### Goal of the exercise
Collect each line containing "defendant".

### Data for processing

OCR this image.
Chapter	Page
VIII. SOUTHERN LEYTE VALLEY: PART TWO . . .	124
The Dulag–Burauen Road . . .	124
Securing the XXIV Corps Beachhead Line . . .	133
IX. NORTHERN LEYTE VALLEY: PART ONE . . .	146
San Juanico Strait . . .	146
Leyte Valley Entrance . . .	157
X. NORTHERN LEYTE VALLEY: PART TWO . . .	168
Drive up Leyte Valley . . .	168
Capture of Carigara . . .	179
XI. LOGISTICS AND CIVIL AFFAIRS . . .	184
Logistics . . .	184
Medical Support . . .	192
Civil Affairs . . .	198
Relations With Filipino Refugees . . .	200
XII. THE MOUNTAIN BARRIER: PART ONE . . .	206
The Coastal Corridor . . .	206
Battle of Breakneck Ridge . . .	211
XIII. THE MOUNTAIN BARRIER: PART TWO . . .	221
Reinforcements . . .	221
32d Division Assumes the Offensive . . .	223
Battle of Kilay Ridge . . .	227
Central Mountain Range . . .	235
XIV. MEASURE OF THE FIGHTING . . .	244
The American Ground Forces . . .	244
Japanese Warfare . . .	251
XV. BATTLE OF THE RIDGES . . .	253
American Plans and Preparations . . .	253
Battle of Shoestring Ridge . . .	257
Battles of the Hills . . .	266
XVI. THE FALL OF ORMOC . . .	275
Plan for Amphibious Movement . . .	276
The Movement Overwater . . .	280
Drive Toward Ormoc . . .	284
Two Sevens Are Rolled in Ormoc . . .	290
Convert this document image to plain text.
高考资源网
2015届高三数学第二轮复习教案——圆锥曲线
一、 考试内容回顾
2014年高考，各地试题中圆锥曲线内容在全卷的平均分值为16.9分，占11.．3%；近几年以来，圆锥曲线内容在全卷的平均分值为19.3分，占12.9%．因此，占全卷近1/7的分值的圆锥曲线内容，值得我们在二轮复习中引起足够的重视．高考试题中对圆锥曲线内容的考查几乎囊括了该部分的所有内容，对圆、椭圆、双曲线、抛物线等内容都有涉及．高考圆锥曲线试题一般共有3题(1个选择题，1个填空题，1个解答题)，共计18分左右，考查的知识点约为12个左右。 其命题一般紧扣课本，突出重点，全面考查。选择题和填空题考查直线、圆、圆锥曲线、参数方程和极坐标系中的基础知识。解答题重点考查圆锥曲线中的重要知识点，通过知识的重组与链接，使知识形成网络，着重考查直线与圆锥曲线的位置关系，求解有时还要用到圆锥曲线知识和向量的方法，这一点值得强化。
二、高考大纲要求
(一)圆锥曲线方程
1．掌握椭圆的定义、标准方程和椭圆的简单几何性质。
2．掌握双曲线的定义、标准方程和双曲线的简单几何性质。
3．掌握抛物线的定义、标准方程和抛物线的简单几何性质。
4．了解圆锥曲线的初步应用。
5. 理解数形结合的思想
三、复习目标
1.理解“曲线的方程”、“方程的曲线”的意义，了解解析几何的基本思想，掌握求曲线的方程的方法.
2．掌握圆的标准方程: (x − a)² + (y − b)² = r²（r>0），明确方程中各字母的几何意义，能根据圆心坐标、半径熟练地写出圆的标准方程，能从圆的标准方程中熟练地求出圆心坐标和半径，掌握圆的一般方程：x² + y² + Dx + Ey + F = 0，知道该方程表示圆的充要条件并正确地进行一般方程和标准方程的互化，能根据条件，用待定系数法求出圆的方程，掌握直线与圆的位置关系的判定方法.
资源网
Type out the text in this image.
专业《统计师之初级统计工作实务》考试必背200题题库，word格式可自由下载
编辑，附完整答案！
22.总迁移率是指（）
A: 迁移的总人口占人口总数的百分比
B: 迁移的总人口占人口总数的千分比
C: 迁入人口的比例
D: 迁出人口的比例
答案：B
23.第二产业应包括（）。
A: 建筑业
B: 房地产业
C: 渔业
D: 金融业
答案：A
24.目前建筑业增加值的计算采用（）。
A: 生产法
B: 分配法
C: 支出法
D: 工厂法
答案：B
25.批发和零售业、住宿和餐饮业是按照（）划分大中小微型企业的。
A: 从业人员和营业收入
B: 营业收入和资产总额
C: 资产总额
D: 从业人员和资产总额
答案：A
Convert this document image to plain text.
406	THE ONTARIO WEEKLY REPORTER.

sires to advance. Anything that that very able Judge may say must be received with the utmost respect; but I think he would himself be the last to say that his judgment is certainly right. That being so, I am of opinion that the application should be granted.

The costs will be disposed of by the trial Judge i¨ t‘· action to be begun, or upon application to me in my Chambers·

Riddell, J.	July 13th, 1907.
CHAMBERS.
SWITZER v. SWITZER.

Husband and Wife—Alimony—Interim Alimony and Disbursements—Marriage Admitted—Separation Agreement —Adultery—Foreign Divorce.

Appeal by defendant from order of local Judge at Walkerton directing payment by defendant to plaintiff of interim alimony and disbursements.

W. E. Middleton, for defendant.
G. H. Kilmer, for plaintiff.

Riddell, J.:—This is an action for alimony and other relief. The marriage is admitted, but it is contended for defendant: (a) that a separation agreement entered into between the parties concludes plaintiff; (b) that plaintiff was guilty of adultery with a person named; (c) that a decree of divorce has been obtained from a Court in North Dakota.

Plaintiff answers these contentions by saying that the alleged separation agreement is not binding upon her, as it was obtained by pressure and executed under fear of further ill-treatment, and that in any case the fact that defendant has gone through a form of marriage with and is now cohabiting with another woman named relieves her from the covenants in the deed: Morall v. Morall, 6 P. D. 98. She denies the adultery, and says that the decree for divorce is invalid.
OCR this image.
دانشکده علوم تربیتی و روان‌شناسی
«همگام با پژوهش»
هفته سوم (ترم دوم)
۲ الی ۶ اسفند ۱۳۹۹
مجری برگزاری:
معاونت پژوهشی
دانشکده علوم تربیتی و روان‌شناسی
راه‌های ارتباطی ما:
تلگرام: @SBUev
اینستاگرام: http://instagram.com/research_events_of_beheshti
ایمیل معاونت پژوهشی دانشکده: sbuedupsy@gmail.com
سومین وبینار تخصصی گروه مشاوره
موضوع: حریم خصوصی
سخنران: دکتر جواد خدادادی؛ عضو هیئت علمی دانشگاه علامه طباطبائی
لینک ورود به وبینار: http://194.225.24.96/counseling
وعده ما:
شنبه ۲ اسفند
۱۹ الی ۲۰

### The reply
Appeal by defendant from order of local Judge at Walkerton directing payment by defendant to plaintiff of interim alimony and disbursements.
W. E. Middleton, for defendant.
Riddell, J.:—This is an action for alimony and other relief. The marriage is admitted, but it is contended for defendant: (a) that a separation agreement entered into between the parties concludes plaintiff; (b) that plaintiff was guilty of adultery with a person named; (c) that a decree of divorce has been obtained from a Court in North Dakota.
Plaintiff answers these contentions by saying that the alleged separation agreement is not binding upon her, as it was obtained by pressure and executed under fear of further ill-treatment, and that in any case the fact that defendant has gone through a form of marriage with and is now cohabiting with another woman named relieves her from the covenants in the deed: Morall v. Morall, 6 P. D. 98. She denies the adultery, and says that the decree for divorce is invalid.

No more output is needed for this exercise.